** Problem description **
Copy out the listing word for word, starting with its first line and going on through the line with "give bounding boxes". Leave the pictures out.

= = = = =

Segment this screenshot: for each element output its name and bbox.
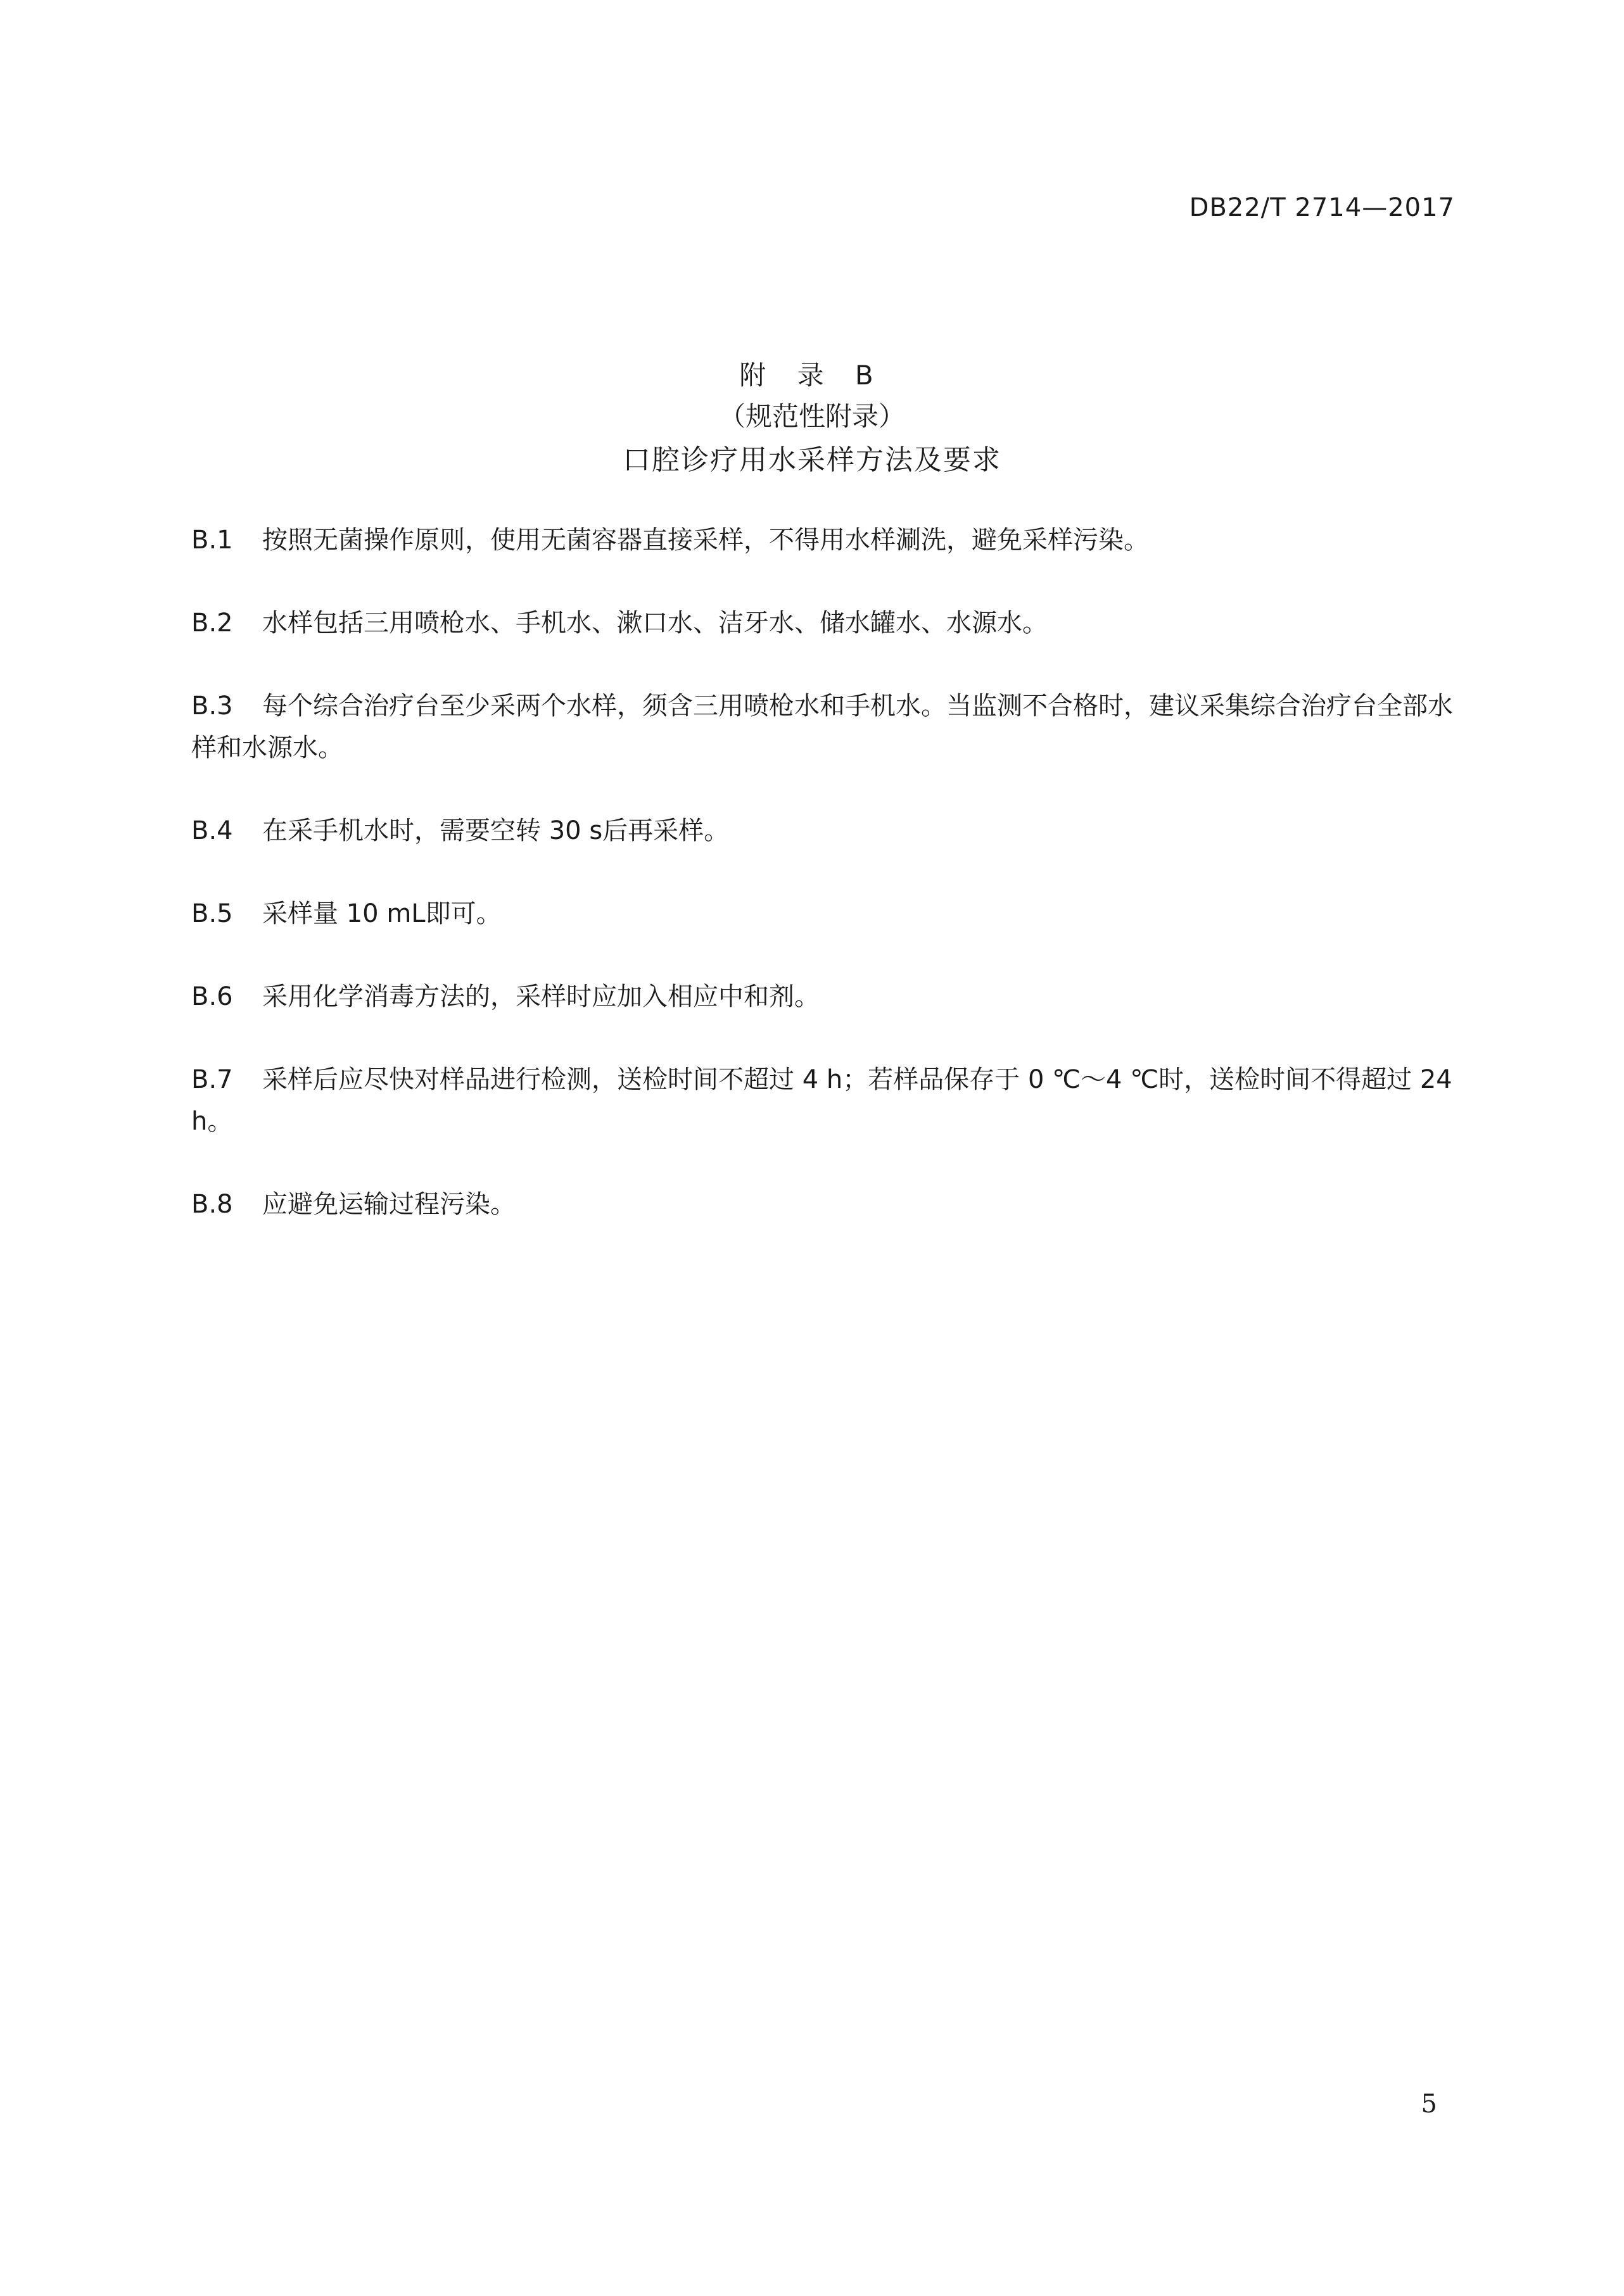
clause-b6 xyxy=(191,976,1458,1018)
clause-text: 采样后应尽快对样品进行检测，送检时间不超过 4 h；若样品保存于 0 ℃～4 ℃时，送检时间不得超过 24 h。 xyxy=(191,1065,1452,1136)
appendix-type: （规范性附录） xyxy=(718,401,905,432)
clause-number: B.3 xyxy=(191,691,233,721)
clause-number: B.6 xyxy=(191,982,233,1011)
clause-number: B.5 xyxy=(191,899,233,928)
clause-text: 应避免运输过程污染。 xyxy=(262,1190,516,1219)
clause-text: 水样包括三用喷枪水、手机水、漱口水、洁牙水、储水罐水、水源水。 xyxy=(262,609,1048,638)
document-code: DB22/T 2714—2017 xyxy=(1189,193,1455,222)
clause-b3 xyxy=(191,685,1458,769)
clause-b4 xyxy=(191,810,1458,852)
clause-number: B.4 xyxy=(191,816,233,845)
clause-b5 xyxy=(191,893,1458,935)
clause-b8 xyxy=(191,1183,1458,1225)
clause-text: 采用化学消毒方法的，采样时应加入相应中和剂。 xyxy=(262,982,820,1011)
clause-b2 xyxy=(191,602,1458,644)
appendix-heading: 口腔诊疗用水采样方法及要求 xyxy=(623,444,1001,476)
clause-text: 在采手机水时，需要空转 30 s后再采样。 xyxy=(262,816,730,845)
clause-number: B.8 xyxy=(191,1190,233,1219)
clause-text: 采样量 10 mL即可。 xyxy=(262,899,502,928)
page-number: 5 xyxy=(1421,2090,1437,2119)
clause-list xyxy=(191,519,1458,1266)
clause-number: B.7 xyxy=(191,1065,233,1094)
clause-text: 每个综合治疗台至少采两个水样，须含三用喷枪水和手机水。当监测不合格时，建议采集综合治疗台全部水样和水源水。 xyxy=(191,691,1453,762)
clause-text: 按照无菌操作原则，使用无菌容器直接采样，不得用水样涮洗，避免采样污染。 xyxy=(262,526,1149,555)
clause-b7 xyxy=(191,1059,1458,1142)
clause-number: B.1 xyxy=(191,526,233,555)
clause-b1 xyxy=(191,519,1458,561)
clause-number: B.2 xyxy=(191,609,233,638)
appendix-title: 附 录 B xyxy=(739,360,885,391)
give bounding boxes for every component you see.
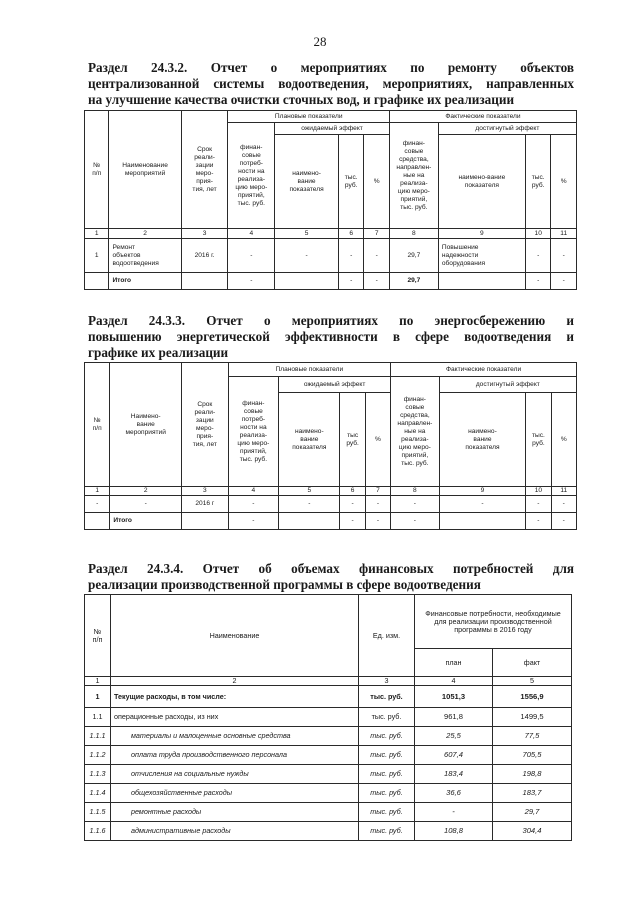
header-expected-effect: ожидаемый эффект: [279, 377, 391, 393]
row-num: 1.1.6: [85, 822, 111, 841]
cell: 2016 г.: [181, 239, 228, 273]
section-heading-24-3-4: [88, 561, 574, 593]
row-num: 1.1: [85, 708, 111, 727]
cell: -: [275, 239, 339, 273]
header-percent-actual: %: [551, 393, 576, 487]
header-planned: Плановые показатели: [228, 111, 390, 123]
row-unit: тыс. руб.: [359, 746, 415, 765]
row-unit: тыс. руб.: [359, 784, 415, 803]
col-number: 3: [182, 487, 228, 496]
row-num: 1.1.3: [85, 765, 111, 784]
table-row: [85, 746, 572, 765]
cell: -: [525, 239, 551, 273]
row-plan: 108,8: [415, 822, 493, 841]
row-num: 1.1.1: [85, 727, 111, 746]
col-number: 1: [85, 677, 111, 686]
col-number: 8: [389, 229, 438, 239]
col-number: 8: [391, 487, 440, 496]
row-fact: 77,5: [493, 727, 572, 746]
col-number: 5: [279, 487, 340, 496]
heading-line: Раздел 24.3.4. Отчет об объемах финансовых потребностей для: [88, 561, 574, 576]
header-fin-actual: финан- совые средства, направлен- ные на реализа- цию меро- приятий, тыс. руб.: [391, 377, 440, 487]
row-unit: тыс. руб.: [359, 765, 415, 784]
heading-line: повышению энергетической эффективности в сфере водоотведения и: [88, 329, 574, 344]
table-row: [85, 765, 572, 784]
col-number: 5: [275, 229, 339, 239]
header-fin-planned: финан- совые потреб- ности на реализа- цию меро- приятий, тыс. руб.: [228, 377, 279, 487]
col-number: 5: [493, 677, 572, 686]
col-number: 3: [181, 229, 228, 239]
row-plan: 961,8: [415, 708, 493, 727]
heading-line: Раздел 24.3.3. Отчет о мероприятиях по энергосбережению и: [88, 313, 574, 328]
row-plan: 607,4: [415, 746, 493, 765]
row-unit: тыс. руб.: [359, 822, 415, 841]
page-number: 28: [313, 34, 327, 49]
header-expected-effect: ожидаемый эффект: [275, 123, 390, 135]
header-actual: Фактические показатели: [391, 363, 577, 377]
table-financial-needs: [84, 594, 572, 841]
heading-line: реализации производственной программы в сфере водоотведения: [88, 577, 481, 592]
col-number: 2: [111, 677, 359, 686]
header-fin-planned: финан- совые потреб- ности на реализа- цию меро- приятий, тыс. руб.: [228, 123, 275, 229]
cell: -: [526, 496, 551, 513]
row-num: 1.1.4: [85, 784, 111, 803]
header-fact: факт: [493, 649, 572, 677]
cell: -: [551, 239, 577, 273]
col-number: 7: [364, 229, 390, 239]
header-achieved-effect: достигнутый эффект: [439, 377, 576, 393]
header-fin-needs: Финансовые потребности, необходимые для реализации производственной программы в 2016 году: [415, 595, 572, 649]
col-number: 10: [526, 487, 551, 496]
col-number: 4: [228, 229, 275, 239]
total-row: [85, 513, 577, 530]
row-fact: 304,4: [493, 822, 572, 841]
heading-line: графике их реализации: [88, 345, 229, 360]
row-plan: 1051,3: [415, 686, 493, 708]
col-number: 7: [365, 487, 390, 496]
header-indicator-name-actual: наимено- вание показателя: [439, 393, 526, 487]
header-name: Наименование мероприятий: [109, 111, 181, 229]
col-number: 6: [340, 487, 365, 496]
total-label: Итого: [110, 513, 182, 530]
header-thousand-rub: тыс. руб.: [338, 135, 364, 229]
table-row: [85, 708, 572, 727]
row-name: отчисления на социальные нужды: [111, 765, 359, 784]
header-indicator-name: наимено- вание показателя: [279, 393, 340, 487]
row-plan: 36,6: [415, 784, 493, 803]
row-fact: 705,5: [493, 746, 572, 765]
column-numbers-row: [85, 229, 577, 239]
table-repair-measures: [84, 110, 577, 290]
table-row: [85, 784, 572, 803]
section-heading-24-3-3: [88, 313, 574, 361]
cell: -: [365, 513, 390, 530]
header-thousand-rub-actual: тыс. руб.: [525, 135, 551, 229]
row-num: 1.1.5: [85, 803, 111, 822]
table-row: [85, 686, 572, 708]
col-number: 6: [338, 229, 364, 239]
header-percent-actual: %: [551, 135, 577, 229]
cell: -: [340, 496, 365, 513]
header-term: Срок реали- зации меро- прия- тия, лет: [181, 111, 228, 229]
row-name: Текущие расходы, в том числе:: [111, 686, 359, 708]
table-row: [85, 803, 572, 822]
cell: 29,7: [389, 239, 438, 273]
cell: -: [338, 239, 364, 273]
col-number: 2: [110, 487, 182, 496]
cell: -: [391, 513, 440, 530]
header-percent: %: [364, 135, 390, 229]
col-number: 1: [85, 229, 109, 239]
header-planned: Плановые показатели: [228, 363, 391, 377]
header-name: Наимено- вание мероприятий: [110, 363, 182, 487]
cell: -: [364, 239, 390, 273]
cell: -: [338, 273, 364, 290]
col-number: 9: [439, 487, 526, 496]
cell: -: [228, 239, 275, 273]
table-energy-saving: [84, 362, 577, 530]
row-unit: тыс. руб.: [359, 727, 415, 746]
header-fin-actual: финан- совые средства, направлен- ные на реализа- цию меро- приятий, тыс. руб.: [389, 123, 438, 229]
cell: -: [526, 513, 551, 530]
cell: -: [110, 496, 182, 513]
heading-line: Раздел 24.3.2. Отчет о мероприятиях по ремонту объектов: [88, 60, 574, 75]
row-name: ремонтные расходы: [111, 803, 359, 822]
col-number: 11: [551, 487, 576, 496]
row-plan: -: [415, 803, 493, 822]
header-num: № п/п: [85, 111, 109, 229]
col-number: 2: [109, 229, 181, 239]
row-unit: тыс. руб.: [359, 803, 415, 822]
row-unit: тыс. руб.: [359, 708, 415, 727]
row-name: административные расходы: [111, 822, 359, 841]
header-indicator-name-actual: наимено-вание показателя: [438, 135, 525, 229]
row-name: материалы и малоценные основные средства: [111, 727, 359, 746]
header-name: Наименование: [111, 595, 359, 677]
col-number: 1: [85, 487, 110, 496]
row-fact: 1499,5: [493, 708, 572, 727]
cell: Ремонт объектов водоотведения: [109, 239, 181, 273]
cell: -: [364, 273, 390, 290]
table-row: [85, 727, 572, 746]
cell: 29,7: [389, 273, 438, 290]
header-achieved-effect: достигнутый эффект: [438, 123, 576, 135]
header-thousand-rub: тыс руб.: [340, 393, 365, 487]
cell: -: [340, 513, 365, 530]
row-plan: 183,4: [415, 765, 493, 784]
total-label: Итого: [109, 273, 181, 290]
col-number: 11: [551, 229, 577, 239]
cell: -: [525, 273, 551, 290]
row-fact: 183,7: [493, 784, 572, 803]
col-number: 4: [415, 677, 493, 686]
row-fact: 29,7: [493, 803, 572, 822]
row-num: 1: [85, 686, 111, 708]
row-plan: 25,5: [415, 727, 493, 746]
cell: -: [228, 273, 275, 290]
col-number: 3: [359, 677, 415, 686]
row-name: операционные расходы, из них: [111, 708, 359, 727]
col-number: 10: [525, 229, 551, 239]
cell: -: [85, 496, 110, 513]
column-numbers-row: [85, 677, 572, 686]
row-fact: 1556,9: [493, 686, 572, 708]
col-number: 9: [438, 229, 525, 239]
header-percent: %: [365, 393, 390, 487]
header-actual: Фактические показатели: [389, 111, 576, 123]
cell: -: [279, 496, 340, 513]
section-heading-24-3-2: [88, 60, 574, 108]
header-indicator-name: наимено- вание показателя: [275, 135, 339, 229]
heading-line: на улучшение качества очистки сточных вод, и графике их реализации: [88, 92, 515, 107]
cell: -: [365, 496, 390, 513]
cell: -: [391, 496, 440, 513]
cell: -: [439, 496, 526, 513]
cell: -: [228, 513, 279, 530]
table-row: [85, 239, 577, 273]
header-num: № п/п: [85, 363, 110, 487]
row-name: оплата труда производственного персонала: [111, 746, 359, 765]
cell: -: [551, 273, 577, 290]
table-row: [85, 496, 577, 513]
column-numbers-row: [85, 487, 577, 496]
header-term: Срок реали- зации меро- прия- тия, лет: [182, 363, 228, 487]
cell: 1: [85, 239, 109, 273]
header-unit: Ед. изм.: [359, 595, 415, 677]
cell: Повышение надежности оборудования: [438, 239, 525, 273]
cell: -: [228, 496, 279, 513]
row-unit: тыс. руб.: [359, 686, 415, 708]
col-number: 4: [228, 487, 279, 496]
row-num: 1.1.2: [85, 746, 111, 765]
row-fact: 198,8: [493, 765, 572, 784]
header-thousand-rub-actual: тыс. руб.: [526, 393, 551, 487]
cell: -: [551, 496, 576, 513]
cell: 2016 г: [182, 496, 228, 513]
header-plan: план: [415, 649, 493, 677]
header-num: № п/п: [85, 595, 111, 677]
table-row: [85, 822, 572, 841]
cell: -: [551, 513, 576, 530]
heading-line: централизованной системы водоотведения, мероприятиях, направленных: [88, 76, 574, 91]
total-row: [85, 273, 577, 290]
row-name: общехозяйственные расходы: [111, 784, 359, 803]
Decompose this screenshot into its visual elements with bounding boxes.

= = = = =

** Answer for this exercise **
Segment this screenshot: for each element output its name and bbox.
clause-b6 xyxy=(191,976,1458,1018)
clause-text: 采样后应尽快对样品进行检测，送检时间不超过 4 h；若样品保存于 0 ℃～4 ℃时，送检时间不得超过 24 h。 xyxy=(191,1065,1452,1136)
appendix-type: （规范性附录） xyxy=(718,401,905,432)
clause-number: B.3 xyxy=(191,691,233,721)
clause-number: B.6 xyxy=(191,982,233,1011)
clause-number: B.5 xyxy=(191,899,233,928)
clause-text: 应避免运输过程污染。 xyxy=(262,1190,516,1219)
clause-text: 水样包括三用喷枪水、手机水、漱口水、洁牙水、储水罐水、水源水。 xyxy=(262,609,1048,638)
document-code: DB22/T 2714—2017 xyxy=(1189,193,1455,222)
clause-b3 xyxy=(191,685,1458,769)
clause-b4 xyxy=(191,810,1458,852)
clause-number: B.4 xyxy=(191,816,233,845)
clause-b5 xyxy=(191,893,1458,935)
clause-b8 xyxy=(191,1183,1458,1225)
clause-text: 采用化学消毒方法的，采样时应加入相应中和剂。 xyxy=(262,982,820,1011)
clause-b2 xyxy=(191,602,1458,644)
appendix-heading: 口腔诊疗用水采样方法及要求 xyxy=(623,444,1001,476)
clause-text: 在采手机水时，需要空转 30 s后再采样。 xyxy=(262,816,730,845)
clause-number: B.8 xyxy=(191,1190,233,1219)
clause-text: 采样量 10 mL即可。 xyxy=(262,899,502,928)
page-number: 5 xyxy=(1421,2090,1437,2119)
clause-list xyxy=(191,519,1458,1266)
clause-number: B.7 xyxy=(191,1065,233,1094)
clause-text: 每个综合治疗台至少采两个水样，须含三用喷枪水和手机水。当监测不合格时，建议采集综合治疗台全部水样和水源水。 xyxy=(191,691,1453,762)
clause-text: 按照无菌操作原则，使用无菌容器直接采样，不得用水样涮洗，避免采样污染。 xyxy=(262,526,1149,555)
clause-b7 xyxy=(191,1059,1458,1142)
clause-number: B.1 xyxy=(191,526,233,555)
clause-b1 xyxy=(191,519,1458,561)
clause-number: B.2 xyxy=(191,609,233,638)
appendix-title: 附 录 B xyxy=(739,360,885,391)
give bounding boxes for every component you see.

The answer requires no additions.